Figure record listings
****************

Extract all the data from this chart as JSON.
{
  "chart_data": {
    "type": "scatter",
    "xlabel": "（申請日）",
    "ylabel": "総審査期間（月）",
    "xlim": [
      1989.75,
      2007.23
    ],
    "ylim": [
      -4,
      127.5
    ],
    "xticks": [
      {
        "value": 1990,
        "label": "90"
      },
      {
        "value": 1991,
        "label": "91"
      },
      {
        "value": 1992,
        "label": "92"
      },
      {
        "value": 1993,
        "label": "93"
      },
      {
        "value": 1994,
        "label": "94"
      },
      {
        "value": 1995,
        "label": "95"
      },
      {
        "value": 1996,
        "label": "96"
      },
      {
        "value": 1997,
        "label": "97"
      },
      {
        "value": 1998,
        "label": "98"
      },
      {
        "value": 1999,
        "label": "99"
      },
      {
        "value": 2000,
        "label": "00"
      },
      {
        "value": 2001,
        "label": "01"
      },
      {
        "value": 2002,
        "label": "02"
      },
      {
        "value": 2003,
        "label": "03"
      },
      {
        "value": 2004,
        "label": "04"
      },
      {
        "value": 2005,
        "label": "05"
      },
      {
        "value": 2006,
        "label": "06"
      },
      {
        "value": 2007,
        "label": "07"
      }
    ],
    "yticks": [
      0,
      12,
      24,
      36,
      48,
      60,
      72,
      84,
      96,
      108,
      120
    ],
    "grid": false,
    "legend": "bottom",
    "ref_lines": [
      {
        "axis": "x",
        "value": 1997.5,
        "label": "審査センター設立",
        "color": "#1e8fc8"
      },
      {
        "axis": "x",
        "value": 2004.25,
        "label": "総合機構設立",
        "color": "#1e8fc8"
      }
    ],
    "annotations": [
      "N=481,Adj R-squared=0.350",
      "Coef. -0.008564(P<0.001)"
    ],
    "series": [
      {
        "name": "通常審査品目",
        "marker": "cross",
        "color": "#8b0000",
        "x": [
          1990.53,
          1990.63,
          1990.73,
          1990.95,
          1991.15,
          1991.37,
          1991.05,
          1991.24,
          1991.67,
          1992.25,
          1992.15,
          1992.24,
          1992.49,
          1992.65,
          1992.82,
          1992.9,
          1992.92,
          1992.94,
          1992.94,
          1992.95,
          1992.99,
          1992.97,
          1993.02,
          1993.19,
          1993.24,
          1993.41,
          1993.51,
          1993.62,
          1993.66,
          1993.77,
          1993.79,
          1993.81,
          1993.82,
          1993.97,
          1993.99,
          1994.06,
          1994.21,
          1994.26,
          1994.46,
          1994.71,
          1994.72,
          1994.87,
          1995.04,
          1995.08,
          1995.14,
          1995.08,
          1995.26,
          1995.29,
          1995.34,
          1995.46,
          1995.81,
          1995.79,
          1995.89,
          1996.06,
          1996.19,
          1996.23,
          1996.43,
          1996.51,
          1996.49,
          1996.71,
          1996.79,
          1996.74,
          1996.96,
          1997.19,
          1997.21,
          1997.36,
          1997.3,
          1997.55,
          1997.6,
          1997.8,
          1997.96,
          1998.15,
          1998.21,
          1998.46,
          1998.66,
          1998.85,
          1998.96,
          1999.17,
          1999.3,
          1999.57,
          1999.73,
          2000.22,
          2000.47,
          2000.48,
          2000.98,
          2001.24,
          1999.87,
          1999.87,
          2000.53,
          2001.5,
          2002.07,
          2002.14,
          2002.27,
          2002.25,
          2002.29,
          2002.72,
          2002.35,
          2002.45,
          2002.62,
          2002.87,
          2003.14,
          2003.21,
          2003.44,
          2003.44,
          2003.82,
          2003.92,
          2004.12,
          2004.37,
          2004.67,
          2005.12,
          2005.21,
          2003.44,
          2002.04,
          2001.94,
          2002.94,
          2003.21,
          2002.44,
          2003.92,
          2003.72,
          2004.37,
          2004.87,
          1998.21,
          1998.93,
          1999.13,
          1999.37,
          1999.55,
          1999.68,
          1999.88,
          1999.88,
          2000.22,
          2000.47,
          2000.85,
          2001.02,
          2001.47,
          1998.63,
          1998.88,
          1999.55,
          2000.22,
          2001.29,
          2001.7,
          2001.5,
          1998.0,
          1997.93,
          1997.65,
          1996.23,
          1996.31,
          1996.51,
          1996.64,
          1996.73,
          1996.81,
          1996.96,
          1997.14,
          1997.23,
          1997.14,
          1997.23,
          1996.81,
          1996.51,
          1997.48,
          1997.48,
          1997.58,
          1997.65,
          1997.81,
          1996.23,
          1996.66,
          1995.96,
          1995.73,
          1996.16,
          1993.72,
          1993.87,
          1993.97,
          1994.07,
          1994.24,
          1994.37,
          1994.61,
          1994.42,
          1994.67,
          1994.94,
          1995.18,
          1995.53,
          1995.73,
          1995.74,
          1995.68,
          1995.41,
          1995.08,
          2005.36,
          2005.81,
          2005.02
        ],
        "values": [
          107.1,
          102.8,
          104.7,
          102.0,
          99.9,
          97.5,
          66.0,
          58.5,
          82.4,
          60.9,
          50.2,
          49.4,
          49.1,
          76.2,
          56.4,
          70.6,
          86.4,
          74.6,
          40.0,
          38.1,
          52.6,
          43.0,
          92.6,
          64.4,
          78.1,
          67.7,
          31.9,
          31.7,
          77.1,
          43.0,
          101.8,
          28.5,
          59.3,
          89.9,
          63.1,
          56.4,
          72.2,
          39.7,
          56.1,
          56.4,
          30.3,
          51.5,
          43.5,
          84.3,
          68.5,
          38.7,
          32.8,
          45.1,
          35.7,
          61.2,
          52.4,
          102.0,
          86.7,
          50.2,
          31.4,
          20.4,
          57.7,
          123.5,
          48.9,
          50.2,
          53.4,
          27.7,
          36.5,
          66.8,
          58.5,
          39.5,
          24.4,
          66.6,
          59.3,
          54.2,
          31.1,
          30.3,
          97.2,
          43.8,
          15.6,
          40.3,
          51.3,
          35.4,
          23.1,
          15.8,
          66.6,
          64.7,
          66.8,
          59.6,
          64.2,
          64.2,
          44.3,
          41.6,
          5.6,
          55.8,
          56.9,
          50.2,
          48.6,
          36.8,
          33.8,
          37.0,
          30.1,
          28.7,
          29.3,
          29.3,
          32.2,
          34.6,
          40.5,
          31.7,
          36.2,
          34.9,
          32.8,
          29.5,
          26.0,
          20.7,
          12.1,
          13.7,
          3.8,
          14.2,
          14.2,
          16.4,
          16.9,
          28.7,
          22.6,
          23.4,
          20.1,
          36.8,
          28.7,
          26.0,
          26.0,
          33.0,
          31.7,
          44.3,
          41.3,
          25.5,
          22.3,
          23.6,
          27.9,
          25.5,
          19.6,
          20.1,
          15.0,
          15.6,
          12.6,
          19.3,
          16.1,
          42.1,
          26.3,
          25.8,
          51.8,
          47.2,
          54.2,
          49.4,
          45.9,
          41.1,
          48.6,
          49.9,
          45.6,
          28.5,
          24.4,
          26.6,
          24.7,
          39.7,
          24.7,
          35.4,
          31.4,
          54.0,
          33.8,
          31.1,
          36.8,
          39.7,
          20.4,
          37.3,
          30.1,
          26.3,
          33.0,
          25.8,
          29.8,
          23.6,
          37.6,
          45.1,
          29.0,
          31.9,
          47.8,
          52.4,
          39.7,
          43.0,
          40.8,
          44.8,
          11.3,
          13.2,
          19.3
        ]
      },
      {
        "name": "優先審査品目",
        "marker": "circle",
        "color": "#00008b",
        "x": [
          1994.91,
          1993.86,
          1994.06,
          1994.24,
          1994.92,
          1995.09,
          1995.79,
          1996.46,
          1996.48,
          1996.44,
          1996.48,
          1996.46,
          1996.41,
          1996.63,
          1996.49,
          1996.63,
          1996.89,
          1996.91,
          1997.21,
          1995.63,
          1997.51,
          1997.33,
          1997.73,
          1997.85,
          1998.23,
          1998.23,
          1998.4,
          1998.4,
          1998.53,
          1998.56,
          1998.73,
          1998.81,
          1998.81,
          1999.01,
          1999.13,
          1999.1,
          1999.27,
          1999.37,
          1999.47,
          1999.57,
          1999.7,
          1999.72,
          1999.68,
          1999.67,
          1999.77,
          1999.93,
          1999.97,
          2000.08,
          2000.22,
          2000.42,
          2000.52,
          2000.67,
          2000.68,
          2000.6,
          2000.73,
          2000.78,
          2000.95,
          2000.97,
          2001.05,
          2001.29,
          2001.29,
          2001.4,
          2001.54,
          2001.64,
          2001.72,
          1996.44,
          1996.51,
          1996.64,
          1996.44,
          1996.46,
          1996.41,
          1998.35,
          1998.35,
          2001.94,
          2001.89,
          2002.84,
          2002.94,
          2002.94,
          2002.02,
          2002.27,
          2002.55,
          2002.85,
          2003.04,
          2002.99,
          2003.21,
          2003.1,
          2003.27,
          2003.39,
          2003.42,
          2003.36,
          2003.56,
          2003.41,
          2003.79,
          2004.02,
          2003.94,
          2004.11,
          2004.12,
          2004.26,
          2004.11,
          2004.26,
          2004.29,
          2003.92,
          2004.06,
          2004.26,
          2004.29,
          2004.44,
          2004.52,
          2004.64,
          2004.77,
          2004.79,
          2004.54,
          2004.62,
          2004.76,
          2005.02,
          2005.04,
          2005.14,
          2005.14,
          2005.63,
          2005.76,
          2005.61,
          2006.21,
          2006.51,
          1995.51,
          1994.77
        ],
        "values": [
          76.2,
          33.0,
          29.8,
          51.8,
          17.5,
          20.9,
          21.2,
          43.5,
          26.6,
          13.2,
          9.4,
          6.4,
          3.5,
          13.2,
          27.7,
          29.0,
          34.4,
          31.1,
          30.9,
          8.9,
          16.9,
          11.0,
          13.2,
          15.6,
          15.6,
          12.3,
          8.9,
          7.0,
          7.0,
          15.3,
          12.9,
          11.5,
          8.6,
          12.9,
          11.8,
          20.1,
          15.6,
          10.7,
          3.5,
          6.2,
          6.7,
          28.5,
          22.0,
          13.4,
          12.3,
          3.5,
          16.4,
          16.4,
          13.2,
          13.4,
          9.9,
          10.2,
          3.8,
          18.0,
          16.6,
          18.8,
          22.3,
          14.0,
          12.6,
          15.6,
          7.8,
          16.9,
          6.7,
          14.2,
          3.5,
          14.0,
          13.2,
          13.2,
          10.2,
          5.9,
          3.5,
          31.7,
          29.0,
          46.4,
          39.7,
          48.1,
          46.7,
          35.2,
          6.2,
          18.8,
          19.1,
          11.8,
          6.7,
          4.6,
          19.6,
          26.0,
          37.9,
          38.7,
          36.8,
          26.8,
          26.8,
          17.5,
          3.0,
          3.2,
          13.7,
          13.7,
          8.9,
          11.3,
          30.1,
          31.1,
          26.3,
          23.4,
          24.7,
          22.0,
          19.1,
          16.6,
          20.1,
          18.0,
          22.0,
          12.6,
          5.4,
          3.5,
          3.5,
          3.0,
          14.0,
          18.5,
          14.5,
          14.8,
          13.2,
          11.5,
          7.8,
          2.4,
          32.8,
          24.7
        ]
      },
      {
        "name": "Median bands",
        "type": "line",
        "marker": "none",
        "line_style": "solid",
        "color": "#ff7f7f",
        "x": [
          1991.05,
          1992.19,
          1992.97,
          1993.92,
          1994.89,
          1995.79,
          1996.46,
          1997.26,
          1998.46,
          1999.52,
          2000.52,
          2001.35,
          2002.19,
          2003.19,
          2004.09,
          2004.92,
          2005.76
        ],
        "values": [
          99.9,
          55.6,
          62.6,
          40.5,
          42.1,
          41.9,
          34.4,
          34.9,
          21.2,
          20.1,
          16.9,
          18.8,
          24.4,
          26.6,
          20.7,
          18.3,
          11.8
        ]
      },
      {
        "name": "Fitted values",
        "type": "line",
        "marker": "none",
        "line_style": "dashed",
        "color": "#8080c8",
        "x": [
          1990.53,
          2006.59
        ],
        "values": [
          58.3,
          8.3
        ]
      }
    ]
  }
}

****************

**OBJECTIVE**. Gather all lines where the word "marker" appears.

**SOLUTION TO THIS EXERCISE**.
        "marker": "cross",
        "marker": "circle",
        "marker": "none",
        "marker": "none",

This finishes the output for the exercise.